§ Exercise inputs:
***

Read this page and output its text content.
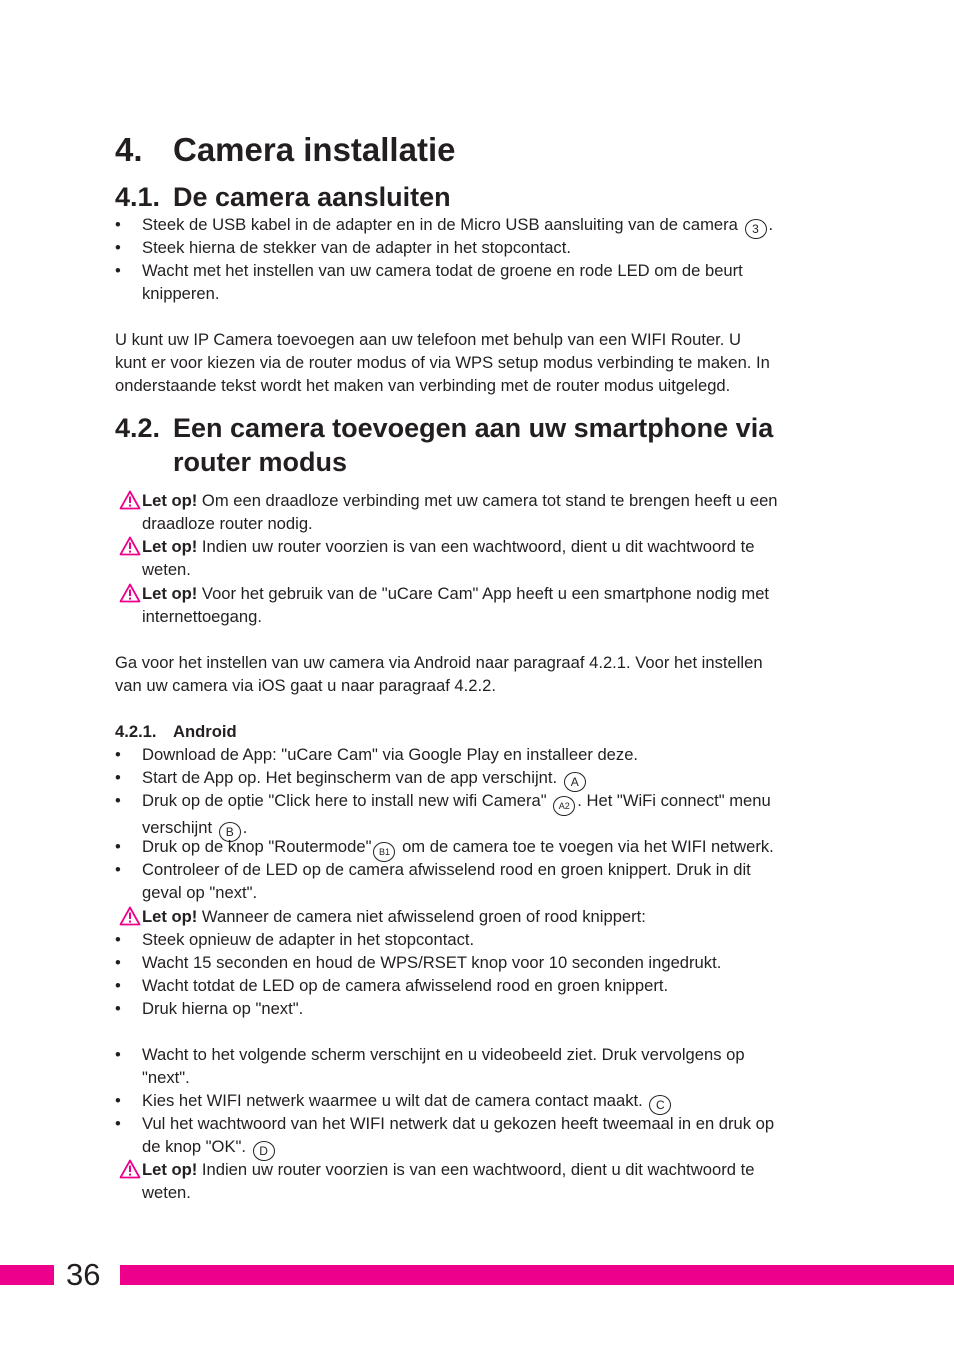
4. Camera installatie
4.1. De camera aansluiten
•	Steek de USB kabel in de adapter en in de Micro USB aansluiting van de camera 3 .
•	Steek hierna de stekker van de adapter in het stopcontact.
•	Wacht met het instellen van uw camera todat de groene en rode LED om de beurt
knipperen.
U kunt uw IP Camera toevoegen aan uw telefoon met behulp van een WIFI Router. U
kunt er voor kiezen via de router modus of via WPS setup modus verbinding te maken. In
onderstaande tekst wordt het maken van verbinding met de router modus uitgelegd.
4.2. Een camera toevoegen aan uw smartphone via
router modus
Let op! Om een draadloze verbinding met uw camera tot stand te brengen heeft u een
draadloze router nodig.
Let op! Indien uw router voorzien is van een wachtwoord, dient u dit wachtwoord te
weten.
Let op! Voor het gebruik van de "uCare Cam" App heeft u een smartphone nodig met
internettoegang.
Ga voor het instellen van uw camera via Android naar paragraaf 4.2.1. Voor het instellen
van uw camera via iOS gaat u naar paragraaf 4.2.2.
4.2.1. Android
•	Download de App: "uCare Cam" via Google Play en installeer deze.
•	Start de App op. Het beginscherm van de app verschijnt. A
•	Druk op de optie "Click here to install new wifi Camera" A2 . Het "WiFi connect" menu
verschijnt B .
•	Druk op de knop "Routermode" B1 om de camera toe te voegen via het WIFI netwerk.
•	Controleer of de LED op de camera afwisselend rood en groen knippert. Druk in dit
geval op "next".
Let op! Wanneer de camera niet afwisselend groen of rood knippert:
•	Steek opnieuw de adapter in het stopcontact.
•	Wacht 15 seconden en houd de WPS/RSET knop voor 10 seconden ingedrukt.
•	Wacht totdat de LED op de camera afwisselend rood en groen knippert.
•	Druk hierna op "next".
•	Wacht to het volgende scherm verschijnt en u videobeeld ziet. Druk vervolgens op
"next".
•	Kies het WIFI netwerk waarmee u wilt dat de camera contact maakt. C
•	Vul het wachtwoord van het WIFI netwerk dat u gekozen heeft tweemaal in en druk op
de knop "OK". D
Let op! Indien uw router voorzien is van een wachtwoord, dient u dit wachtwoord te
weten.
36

***

§ Problem to work on: Your job is to transcribe the entries above exactly; skip the pictures.

§ Task response:
Read this page and output its text content.
4. Camera installatie
4.1. De camera aansluiten
•	Steek de USB kabel in de adapter en in de Micro USB aansluiting van de camera 3 .
•	Steek hierna de stekker van de adapter in het stopcontact.
•	Wacht met het instellen van uw camera todat de groene en rode LED om de beurt
knipperen.
U kunt uw IP Camera toevoegen aan uw telefoon met behulp van een WIFI Router. U
kunt er voor kiezen via de router modus of via WPS setup modus verbinding te maken. In
onderstaande tekst wordt het maken van verbinding met de router modus uitgelegd.
4.2. Een camera toevoegen aan uw smartphone via
router modus
Let op! Om een draadloze verbinding met uw camera tot stand te brengen heeft u een
draadloze router nodig.
Let op! Indien uw router voorzien is van een wachtwoord, dient u dit wachtwoord te
weten.
Let op! Voor het gebruik van de "uCare Cam" App heeft u een smartphone nodig met
internettoegang.
Ga voor het instellen van uw camera via Android naar paragraaf 4.2.1. Voor het instellen
van uw camera via iOS gaat u naar paragraaf 4.2.2.
4.2.1. Android
•	Download de App: "uCare Cam" via Google Play en installeer deze.
•	Start de App op. Het beginscherm van de app verschijnt. A
•	Druk op de optie "Click here to install new wifi Camera" A2 . Het "WiFi connect" menu
verschijnt B .
•	Druk op de knop "Routermode" B1 om de camera toe te voegen via het WIFI netwerk.
•	Controleer of de LED op de camera afwisselend rood en groen knippert. Druk in dit
geval op "next".
Let op! Wanneer de camera niet afwisselend groen of rood knippert:
•	Steek opnieuw de adapter in het stopcontact.
•	Wacht 15 seconden en houd de WPS/RSET knop voor 10 seconden ingedrukt.
•	Wacht totdat de LED op de camera afwisselend rood en groen knippert.
•	Druk hierna op "next".
•	Wacht to het volgende scherm verschijnt en u videobeeld ziet. Druk vervolgens op
"next".
•	Kies het WIFI netwerk waarmee u wilt dat de camera contact maakt. C
•	Vul het wachtwoord van het WIFI netwerk dat u gekozen heeft tweemaal in en druk op
de knop "OK". D
Let op! Indien uw router voorzien is van een wachtwoord, dient u dit wachtwoord te
weten.
36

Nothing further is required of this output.